====== Given records
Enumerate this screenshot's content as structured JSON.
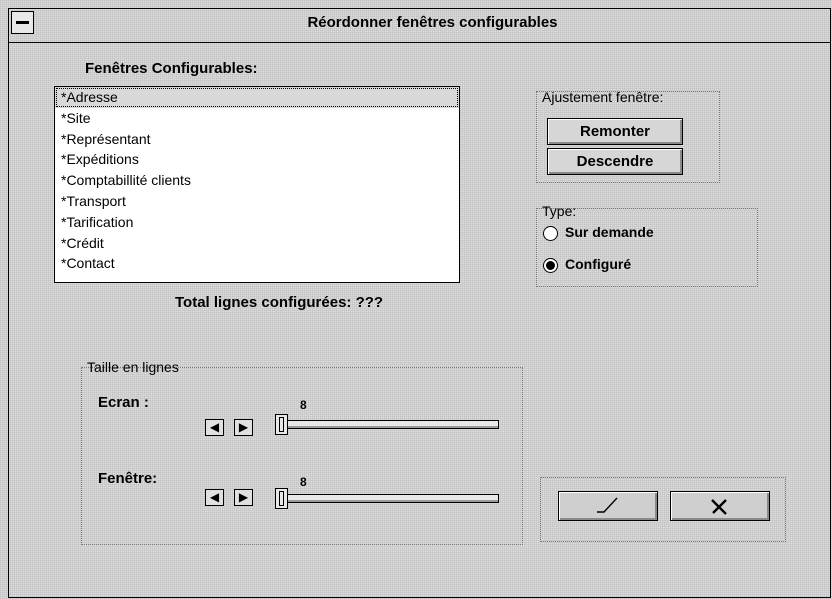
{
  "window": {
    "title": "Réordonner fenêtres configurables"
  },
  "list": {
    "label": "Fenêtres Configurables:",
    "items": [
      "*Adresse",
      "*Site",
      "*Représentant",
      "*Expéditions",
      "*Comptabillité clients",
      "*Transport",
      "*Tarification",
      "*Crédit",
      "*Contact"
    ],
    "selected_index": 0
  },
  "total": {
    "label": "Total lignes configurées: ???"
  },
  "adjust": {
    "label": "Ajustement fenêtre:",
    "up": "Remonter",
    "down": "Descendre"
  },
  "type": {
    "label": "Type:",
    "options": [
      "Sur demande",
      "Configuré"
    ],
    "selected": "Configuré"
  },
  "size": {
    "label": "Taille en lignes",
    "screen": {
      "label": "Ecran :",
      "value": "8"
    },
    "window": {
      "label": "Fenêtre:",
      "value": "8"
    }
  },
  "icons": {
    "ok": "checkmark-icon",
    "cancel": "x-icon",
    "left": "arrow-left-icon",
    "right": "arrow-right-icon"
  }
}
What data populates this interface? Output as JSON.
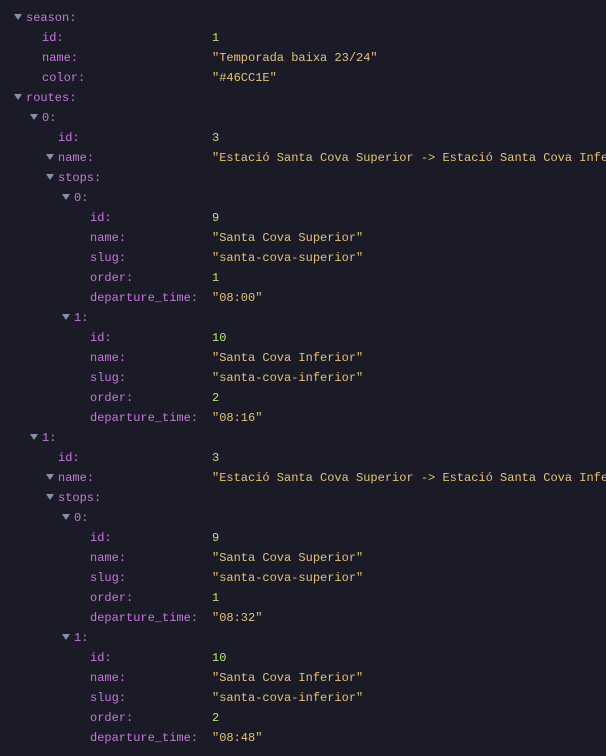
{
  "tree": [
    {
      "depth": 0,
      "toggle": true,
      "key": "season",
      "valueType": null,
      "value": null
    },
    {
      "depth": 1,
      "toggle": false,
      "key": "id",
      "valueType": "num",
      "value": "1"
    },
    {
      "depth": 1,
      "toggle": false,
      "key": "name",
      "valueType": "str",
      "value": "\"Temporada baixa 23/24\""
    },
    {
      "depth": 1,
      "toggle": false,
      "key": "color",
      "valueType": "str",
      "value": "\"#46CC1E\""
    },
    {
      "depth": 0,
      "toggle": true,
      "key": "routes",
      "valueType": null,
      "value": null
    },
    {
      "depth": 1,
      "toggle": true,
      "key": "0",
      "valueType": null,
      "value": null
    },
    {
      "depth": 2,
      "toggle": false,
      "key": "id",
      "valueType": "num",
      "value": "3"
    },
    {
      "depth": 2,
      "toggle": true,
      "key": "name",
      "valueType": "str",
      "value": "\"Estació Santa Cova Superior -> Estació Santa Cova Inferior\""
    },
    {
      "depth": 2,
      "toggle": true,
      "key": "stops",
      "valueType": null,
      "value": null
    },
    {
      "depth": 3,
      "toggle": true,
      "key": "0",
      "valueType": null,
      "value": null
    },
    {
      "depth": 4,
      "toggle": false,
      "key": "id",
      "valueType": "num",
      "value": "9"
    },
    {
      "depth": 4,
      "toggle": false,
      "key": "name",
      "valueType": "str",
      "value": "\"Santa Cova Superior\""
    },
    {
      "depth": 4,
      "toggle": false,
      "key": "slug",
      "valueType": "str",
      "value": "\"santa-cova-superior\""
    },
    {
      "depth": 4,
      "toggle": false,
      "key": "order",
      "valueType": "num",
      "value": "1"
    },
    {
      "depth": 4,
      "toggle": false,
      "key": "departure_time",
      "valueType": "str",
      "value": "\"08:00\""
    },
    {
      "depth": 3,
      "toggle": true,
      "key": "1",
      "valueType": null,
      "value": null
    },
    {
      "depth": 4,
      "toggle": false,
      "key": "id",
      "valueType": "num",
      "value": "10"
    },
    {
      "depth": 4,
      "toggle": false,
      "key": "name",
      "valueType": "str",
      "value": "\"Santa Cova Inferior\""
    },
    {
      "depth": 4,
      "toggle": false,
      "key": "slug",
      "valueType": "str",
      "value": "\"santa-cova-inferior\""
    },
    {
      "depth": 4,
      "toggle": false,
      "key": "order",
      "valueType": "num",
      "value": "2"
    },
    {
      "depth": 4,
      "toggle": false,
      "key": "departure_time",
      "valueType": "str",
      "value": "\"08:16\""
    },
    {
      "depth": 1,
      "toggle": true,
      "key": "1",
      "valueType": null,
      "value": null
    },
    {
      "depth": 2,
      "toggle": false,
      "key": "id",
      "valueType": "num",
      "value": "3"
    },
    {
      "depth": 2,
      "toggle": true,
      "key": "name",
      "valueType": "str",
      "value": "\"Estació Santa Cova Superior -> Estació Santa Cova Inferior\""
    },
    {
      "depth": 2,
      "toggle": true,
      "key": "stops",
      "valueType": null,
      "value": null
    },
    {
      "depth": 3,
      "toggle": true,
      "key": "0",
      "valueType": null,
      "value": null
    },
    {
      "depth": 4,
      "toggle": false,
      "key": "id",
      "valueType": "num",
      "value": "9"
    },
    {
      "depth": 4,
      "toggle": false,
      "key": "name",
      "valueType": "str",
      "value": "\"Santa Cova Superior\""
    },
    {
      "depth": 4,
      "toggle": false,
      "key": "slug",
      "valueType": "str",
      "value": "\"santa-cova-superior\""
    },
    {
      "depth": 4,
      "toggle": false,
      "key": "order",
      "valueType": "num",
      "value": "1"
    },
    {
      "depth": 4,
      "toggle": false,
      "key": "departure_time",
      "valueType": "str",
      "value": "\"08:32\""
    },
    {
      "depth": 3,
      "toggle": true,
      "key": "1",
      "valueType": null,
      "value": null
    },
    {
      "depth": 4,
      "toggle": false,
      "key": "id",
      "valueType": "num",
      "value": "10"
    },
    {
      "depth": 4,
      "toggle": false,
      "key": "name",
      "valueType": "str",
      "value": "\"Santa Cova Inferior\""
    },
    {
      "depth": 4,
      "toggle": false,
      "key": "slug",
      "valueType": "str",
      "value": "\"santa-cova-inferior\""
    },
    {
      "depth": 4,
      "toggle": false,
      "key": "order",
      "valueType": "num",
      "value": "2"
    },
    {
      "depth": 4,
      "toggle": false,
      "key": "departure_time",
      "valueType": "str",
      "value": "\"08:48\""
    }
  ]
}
============
Directive | Copy whichever lines in the listing above contain the word "label".

The solution |
    "label": "Fenêtres Configurables:",
    "label": "Total lignes configurées: ???"
    "label": "Ajustement fenêtre:",
    "label": "Type:",
    "label": "Taille en lignes",
      "label": "Ecran :",
      "label": "Fenêtre:",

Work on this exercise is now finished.